I don’t think it’s reasonable to expect that the issue be known and addressed in literally thousands of places where chars from C APIs are present, especially as the issue is hidden from view by the nature of mapping char into Int8. An implementor would have to know that a given API returns char, that it’ll be imported as Int8, and that it might be an Int8 that was intended to be unsigned, then do the right thing.
In contrast, if C char is imported as CChar, it’s very clear what’s happening, and leads the user toward a course of action that is more likely to be appropriate.
I’ve create a github project that demonstrates this problem without using Foundation or CoreFoundation at all. This code creates a small C-based object that has three functions that return a char; one returns -1, one 1 and the last 255.
On signed-char platforms:
From Swift: Type: Int8
From Swift: Negative value: -1, positive value: 1, big positive value: -1
From clang: Negative value: -1, positive value: 1, big positive value: -1
On unsigned-char platforms:
From Swift: Type: Int8
From Swift: Negative value: -1, positive value: 1, big positive value: -1
From clang: Negative value: 255, positive value: 1, big positive value: 255
Code: https://github.com/hpux735/badCharExample.git
It’s clear that Swift is interpreting the bit pattern of the input value as a signed 8-bit integer regardless of how it’s defined in the target platform.
>> As another exercise, you can tell clang to use signed or unsigned chars and there will be no change:
>>
>> wdillon at tegra-ubuntu:~$ swiftc example.swift -Xcc -funsigned-char
>> wdillon at tegra-ubuntu:~$ ./example
>> 128
>> wdillon at tegra-ubuntu:~$ swiftc example.swift -Xcc -fsigned-char
>> wdillon at tegra-ubuntu:~$ ./example
>> 128
>
> And it makes sense, since the program you provided does not compile
> any C code. It is pure-swift (though it calls into C via corelibs
> Foundation).

----------------------------------------

Directives:
(1) Translate this sentence from the thread on Swift's import of C char into Spanish: "In contrast, if C char is imported as CChar, it’s very clear what’s happening, and leads the user toward a course of action that is more likely to be appropriate."
(2) In the thread on Swift's import of C char, what values do the three functions in the small C-based object return?
(3) Pick up the thread on Swift's import of C char and continue it from the point after its final quoted line.

Recorded information:
----------------------------------------

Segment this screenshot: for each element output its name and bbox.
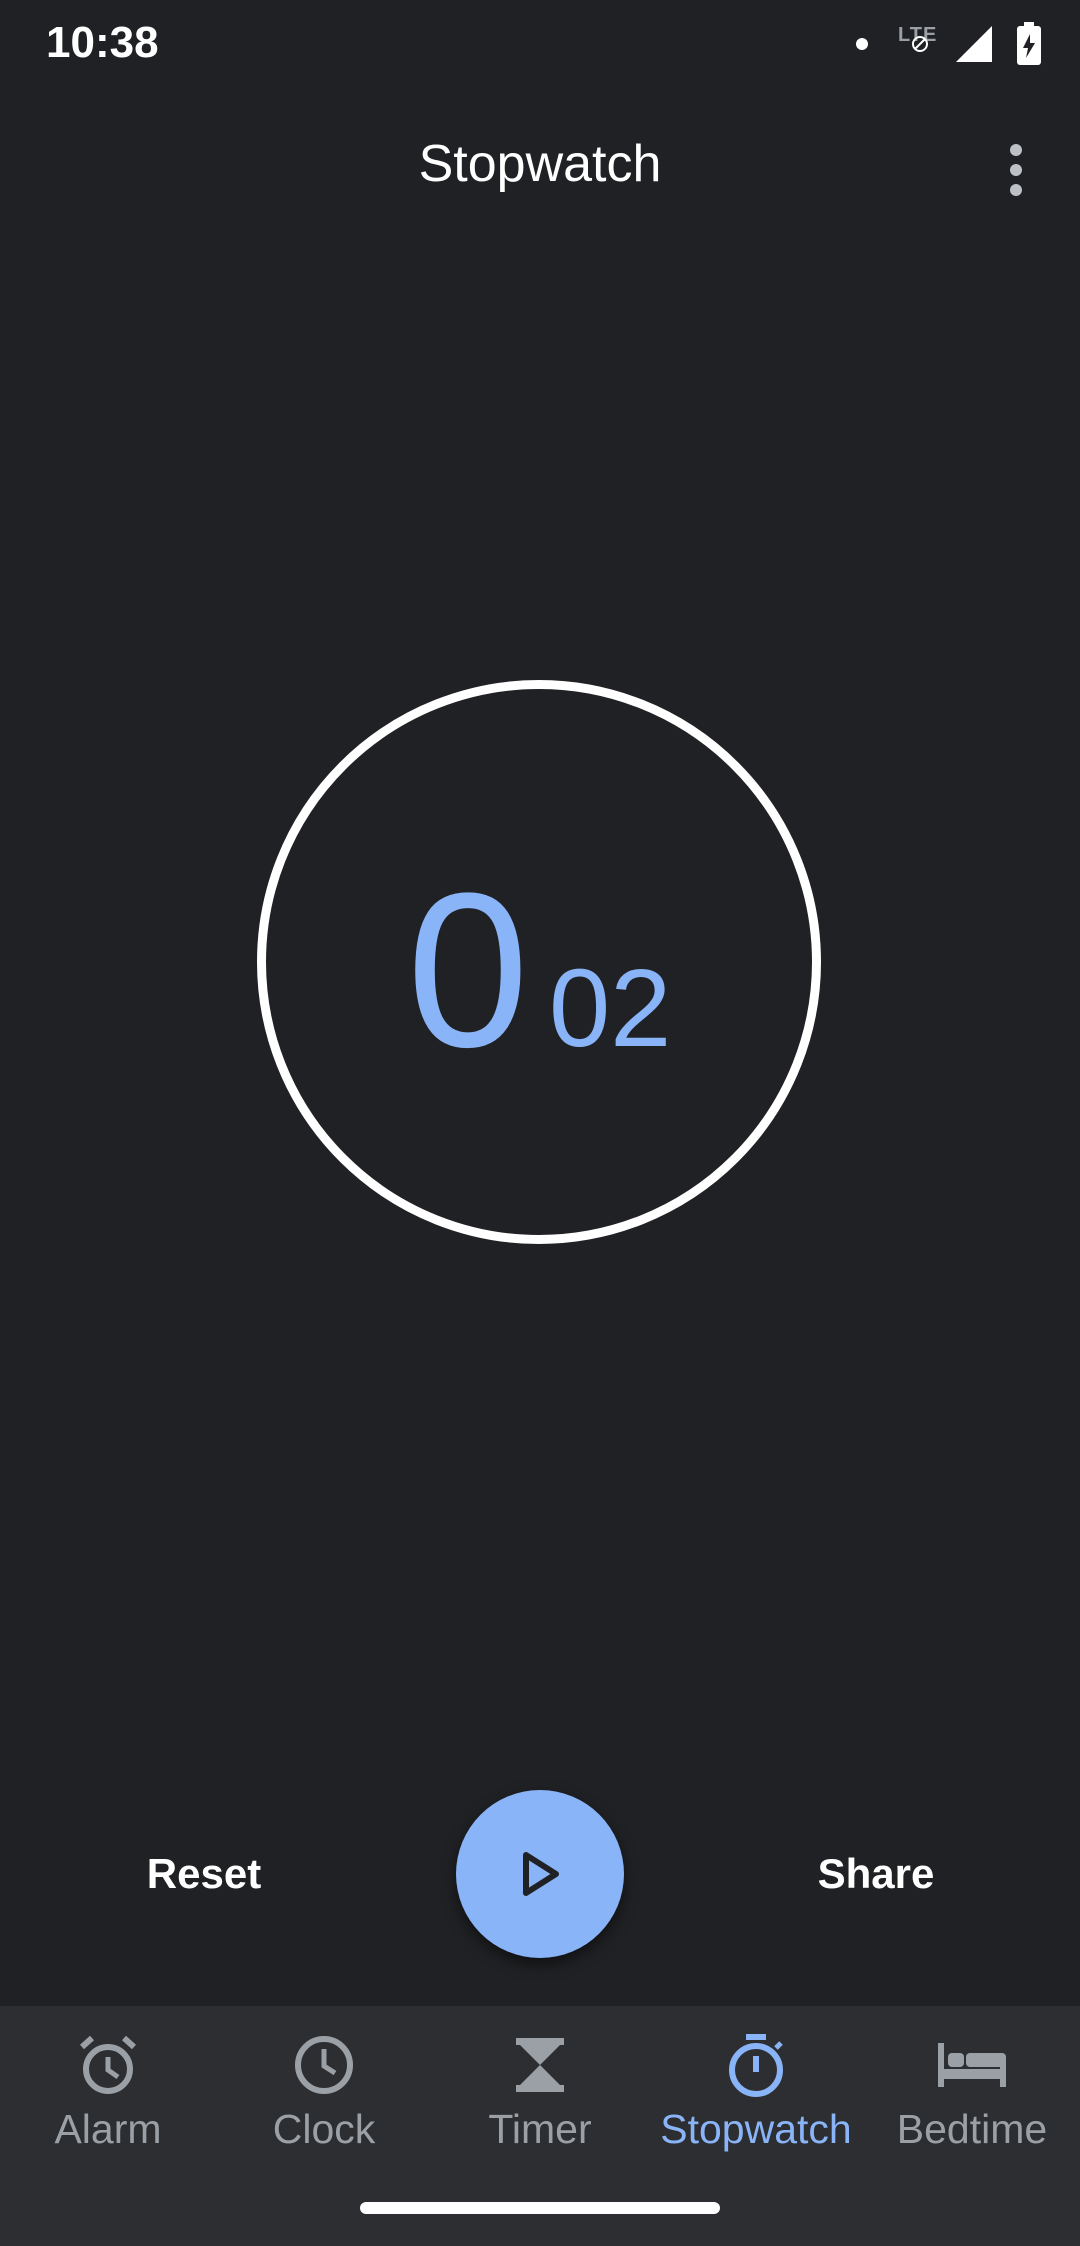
alarm-icon (76, 2030, 140, 2100)
stopwatch-hundredths: 02 (549, 947, 672, 1070)
nav-label-clock: Clock (272, 2106, 376, 2152)
more-vert-icon (1010, 144, 1022, 196)
nav-item-bedtime[interactable]: Bedtime (864, 2030, 1080, 2170)
nav-item-alarm[interactable]: Alarm (0, 2030, 216, 2170)
bed-icon (936, 2030, 1008, 2100)
status-time: 10:38 (46, 18, 159, 67)
status-bar: 10:38 LTE (0, 0, 1080, 88)
nav-label-bedtime: Bedtime (896, 2106, 1048, 2152)
nav-item-clock[interactable]: Clock (216, 2030, 432, 2170)
nav-item-stopwatch[interactable]: Stopwatch (648, 2030, 864, 2170)
play-icon (523, 1852, 559, 1896)
stopwatch-screen: 10:38 LTE Stopwatch 0 02 Reset Share Ala… (0, 0, 1080, 2246)
home-indicator[interactable] (360, 2202, 720, 2214)
play-button[interactable] (456, 1790, 624, 1958)
nav-item-timer[interactable]: Timer (432, 2030, 648, 2170)
cell-signal-icon (956, 26, 992, 62)
notification-dot-icon (856, 38, 868, 50)
stopwatch-icon (724, 2030, 788, 2100)
nav-label-timer: Timer (488, 2106, 592, 2152)
page-title: Stopwatch (418, 135, 662, 193)
clock-icon (292, 2030, 356, 2100)
stopwatch-seconds: 0 (406, 847, 529, 1093)
hourglass-icon (514, 2030, 566, 2100)
lte-blocked-icon: LTE (896, 24, 946, 64)
more-options-button[interactable] (980, 134, 1052, 206)
share-button[interactable]: Share (766, 1836, 986, 1912)
nav-label-alarm: Alarm (54, 2106, 162, 2152)
stopwatch-time[interactable]: 0 02 (257, 680, 821, 1244)
nav-label-stopwatch: Stopwatch (660, 2106, 852, 2152)
battery-charging-icon (1017, 22, 1041, 65)
status-icons: LTE (856, 20, 1042, 68)
reset-button[interactable]: Reset (94, 1836, 314, 1912)
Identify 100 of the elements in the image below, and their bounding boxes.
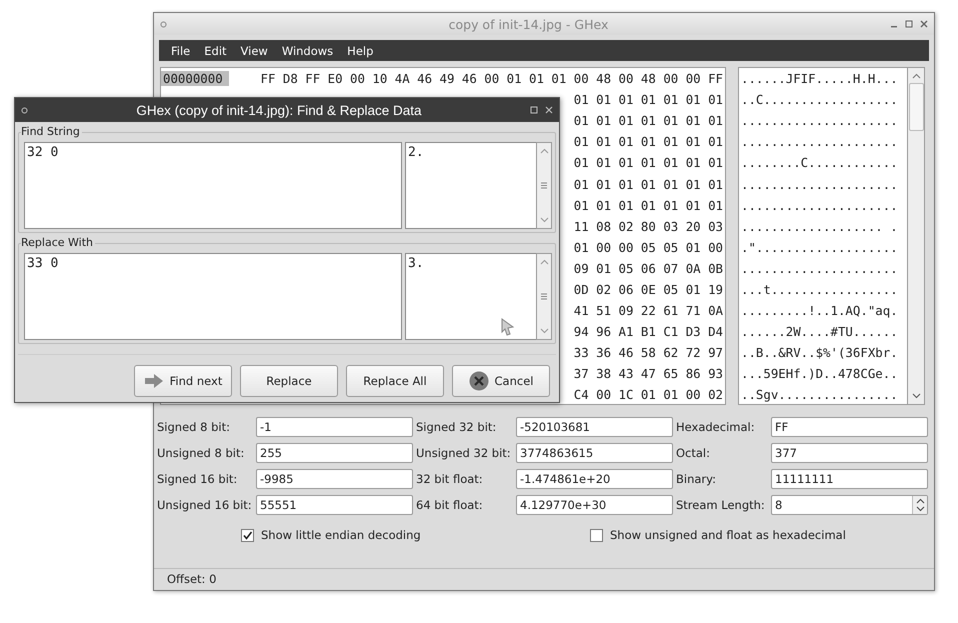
value-field[interactable]: 4.129770e+30 <box>516 495 673 515</box>
maximize-icon[interactable] <box>905 20 913 28</box>
value-field[interactable]: FF <box>771 417 928 437</box>
ascii-text: ..C.................. <box>741 92 898 108</box>
dialog-button[interactable]: Replace All <box>346 365 444 397</box>
scroll-up-icon[interactable] <box>540 259 548 265</box>
checkbox[interactable] <box>241 528 254 542</box>
ascii-input-field[interactable]: 2. <box>405 142 536 229</box>
scroll-down-icon[interactable] <box>912 393 920 399</box>
ascii-text: ..Sgv................ <box>741 387 898 402</box>
hex-bytes: C4 00 1C 01 01 00 02 <box>574 387 723 402</box>
menu-item[interactable]: File <box>164 44 198 58</box>
ascii-text: ..................... <box>741 198 898 213</box>
field-label: Unsigned 16 bit: <box>157 498 253 512</box>
scroll-grip-icon[interactable] <box>540 293 548 300</box>
dialog-button[interactable]: Cancel <box>452 365 550 397</box>
status-text: Offset: 0 <box>167 572 216 586</box>
ascii-panel[interactable] <box>738 67 907 405</box>
group-label: Find String <box>21 125 82 138</box>
ascii-input-field[interactable]: 3. <box>405 253 536 340</box>
checkbox-label: Show unsigned and float as hexadecimal <box>610 528 846 542</box>
field-label: Signed 32 bit: <box>416 420 498 434</box>
menu-item[interactable]: Edit <box>197 44 234 58</box>
ascii-text: .........!..1.AQ."aq. <box>741 303 898 318</box>
scroll-thumb[interactable] <box>908 83 924 131</box>
scroll-up-icon[interactable] <box>540 148 548 154</box>
hex-bytes: 01 01 01 01 01 01 01 <box>574 113 723 128</box>
ascii-text: ...t................. <box>741 282 898 297</box>
field-label: 64 bit float: <box>416 498 484 512</box>
dialog-button[interactable]: Find next <box>134 365 232 397</box>
window-menu-icon[interactable] <box>160 20 167 28</box>
field-label: Hexadecimal: <box>676 420 756 434</box>
scrollbar[interactable] <box>536 253 552 340</box>
cancel-icon <box>468 371 489 391</box>
value-field[interactable]: -1.474861e+20 <box>516 469 673 489</box>
ascii-text: ."................... <box>741 240 898 255</box>
hex-bytes: 94 96 A1 B1 C1 D3 D4 <box>574 324 723 340</box>
ascii-text: ......JFIF.....H.H... <box>741 71 898 86</box>
hex-bytes: 41 51 09 22 61 71 0A <box>574 303 723 318</box>
offset-label: 00000000 <box>161 71 229 86</box>
spin-down-icon[interactable] <box>916 506 924 512</box>
hex-bytes: 01 01 01 01 01 01 01 <box>574 155 723 170</box>
scrollbar[interactable] <box>907 67 925 405</box>
mouse-pointer-icon <box>501 318 515 336</box>
hex-bytes: 11 08 02 80 03 20 03 <box>574 218 723 234</box>
hex-bytes: 09 01 05 06 07 0A 0B <box>574 260 723 276</box>
maximize-icon[interactable] <box>530 106 538 114</box>
value-field[interactable]: 11111111 <box>771 469 928 489</box>
hex-bytes: 01 01 01 01 01 01 01 <box>574 134 723 150</box>
checkbox[interactable] <box>590 528 603 542</box>
scroll-up-icon[interactable] <box>912 73 920 79</box>
field-label: Unsigned 8 bit: <box>157 446 246 460</box>
value-field[interactable]: -1 <box>256 417 413 437</box>
ascii-text: ...59EHf.)D..478CGe.. <box>741 366 898 382</box>
hex-input-field[interactable]: 33 0 <box>24 253 402 340</box>
menu-item[interactable]: Help <box>340 44 380 58</box>
ascii-text: ..B..&RV..$%'(36FXbr. <box>741 345 898 360</box>
hex-bytes: 0D 02 06 0E 05 01 19 <box>574 282 723 297</box>
hex-bytes: 01 01 01 01 01 01 01 <box>574 176 723 192</box>
close-icon[interactable] <box>920 20 928 28</box>
value-field[interactable]: 377 <box>771 443 928 463</box>
field-label: Signed 16 bit: <box>157 472 238 486</box>
group-label: Replace With <box>21 236 95 249</box>
hex-input-field[interactable]: 32 0 <box>24 142 402 229</box>
checkbox-label: Show little endian decoding <box>261 528 421 542</box>
spin-field[interactable]: 8 <box>771 495 928 515</box>
hex-bytes: 33 36 46 58 62 72 97 <box>574 345 723 360</box>
spin-up-icon[interactable] <box>916 498 924 504</box>
field-label: Signed 8 bit: <box>157 420 231 434</box>
hex-bytes: 01 01 01 01 01 01 01 <box>574 198 723 213</box>
ascii-text: ..................... <box>741 134 898 150</box>
menu-item[interactable]: View <box>234 44 275 58</box>
window-menu-icon[interactable] <box>21 106 28 114</box>
value-field[interactable]: 3774863615 <box>516 443 673 463</box>
value-field[interactable]: 55551 <box>256 495 413 515</box>
value-field[interactable]: 255 <box>256 443 413 463</box>
dialog-button[interactable]: Replace <box>240 365 338 397</box>
value-field[interactable]: -9985 <box>256 469 413 489</box>
field-label: Stream Length: <box>676 498 766 512</box>
arrow-icon <box>144 373 164 389</box>
value-field[interactable]: -520103681 <box>516 417 673 437</box>
field-label: Octal: <box>676 446 712 460</box>
window-title: copy of init-14.jpg - GHex <box>448 16 610 32</box>
scrollbar[interactable] <box>536 142 552 229</box>
menu-item[interactable]: Windows <box>274 44 340 58</box>
scroll-grip-icon[interactable] <box>540 182 548 189</box>
close-icon[interactable] <box>545 106 553 114</box>
hex-bytes: 37 38 43 47 65 86 93 <box>574 366 723 382</box>
ascii-text: ........C............ <box>741 155 898 170</box>
field-label: Unsigned 32 bit: <box>416 446 512 460</box>
ascii-text: ................... . <box>741 218 898 234</box>
hex-bytes: FF D8 FF E0 00 10 4A 46 49 46 00 01 01 01 00 48 00 48 00 00 FF <box>260 71 723 86</box>
field-label: 32 bit float: <box>416 472 484 486</box>
ascii-text: ..................... <box>741 260 898 276</box>
ascii-text: ......2W....#TU...... <box>741 324 898 340</box>
hex-bytes: 01 00 00 05 05 01 00 <box>574 240 723 255</box>
hex-bytes: 01 01 01 01 01 01 01 <box>574 92 723 108</box>
field-label: Binary: <box>676 472 717 486</box>
ascii-text: ..................... <box>741 113 898 128</box>
ascii-text: ..................... <box>741 176 898 192</box>
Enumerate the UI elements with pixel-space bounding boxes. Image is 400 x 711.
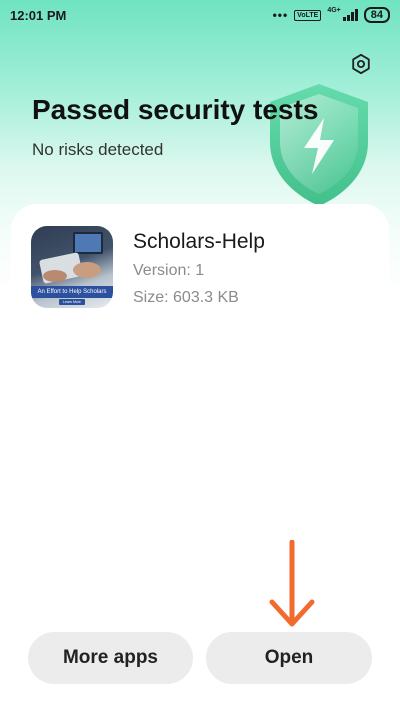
gear-icon	[352, 53, 370, 75]
arrow-down-icon	[269, 540, 315, 627]
app-name: Scholars-Help	[133, 230, 265, 253]
app-icon-mini-button: Learn More	[59, 299, 85, 305]
volte-icon: VoLTE	[294, 9, 322, 21]
notification-dots: •••	[272, 8, 289, 22]
status-icons: ••• VoLTE 4G+ 84	[273, 7, 390, 23]
page-title: Passed security tests	[32, 94, 319, 125]
app-size: Size: 603.3 KB	[133, 289, 239, 306]
app-icon-banner: An Effort to Help Scholars	[31, 286, 113, 298]
settings-button[interactable]	[349, 52, 373, 76]
open-button[interactable]: Open	[206, 632, 372, 684]
more-apps-button[interactable]: More apps	[28, 632, 193, 684]
app-version: Version: 1	[133, 262, 205, 279]
signal-icon	[342, 9, 358, 21]
status-time: 12:01 PM	[10, 7, 67, 23]
page-subtitle: No risks detected	[32, 140, 164, 159]
app-icon-image	[39, 232, 103, 284]
network-label: 4G+	[327, 7, 341, 14]
app-icon: An Effort to Help Scholars Learn More	[31, 226, 113, 308]
battery-icon: 84	[363, 7, 390, 23]
status-bar: 12:01 PM ••• VoLTE 4G+ 84	[0, 0, 400, 30]
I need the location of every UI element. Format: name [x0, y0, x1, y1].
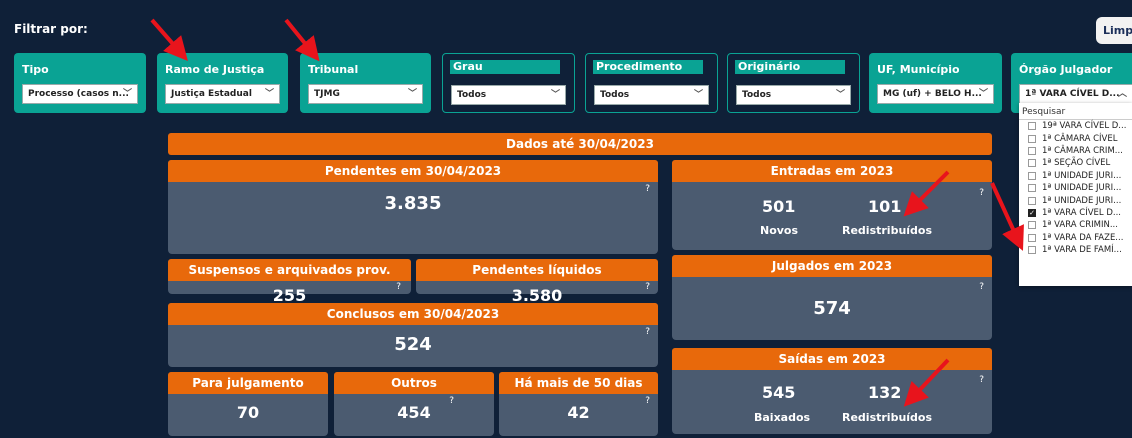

----------------------------------------

Written answers:
(1) En cambio, si el char de C se importa como CChar, queda muy claro lo que ocurre, y eso orienta al usuario hacia una forma de actuar que probablemente sea más adecuada.

(2) One returns -1, one returns 1, and the last returns 255.

(3)
>
Yep, that’s right.
>>>>> What about a proposal where we would always map 'char' to Int8,
>>>>> regardless of the C's idea of signedness?
>>>>>
>>>>
>>>> In a very real sense this is exactly what is happening currently.
>>>
>>> Sorry, I don't see that yet -- it is still unclear to me what is happening.
>>>
>>
>> That’s ok. We’ll keep working on it until I’ve proven to everyone’s satisfaction that there really is a problem.
>
> Given what you showed with corelibs Foundation, I agree there's a
> problem. I'm just trying to understand how much of that behavior was
> intended, if there are any bugs in the compiler (in implementing our
> intended behavior), if there are any bugs in Foundation, and what
> would the behavior be if we fixed those bugs. When we have that, we
> can analyze our model (as-if it was implemented as intended) and make
> a judgement whether it works, and whether is a good one.
>
I believe that, based on the comments in CTypes.swift
/// This will be the same as either `CSignedChar` (in the common
/// case) or `CUnsignedChar`, depending on the platform.
public typealias CChar = Int8
that the dual-meaning of Int8 is expected and intended, otherwise the author of this comment and code (Ted and Jordan respectively) don’t understand the intended behavior, and I find that hard to believe.
> For example, if it turns out that the issue above is due to a bug in
> the C parts of CoreFoundation that assumes signed char on arm (because
> of iOS, say), then there's nothing that a language change in Swift
> could do.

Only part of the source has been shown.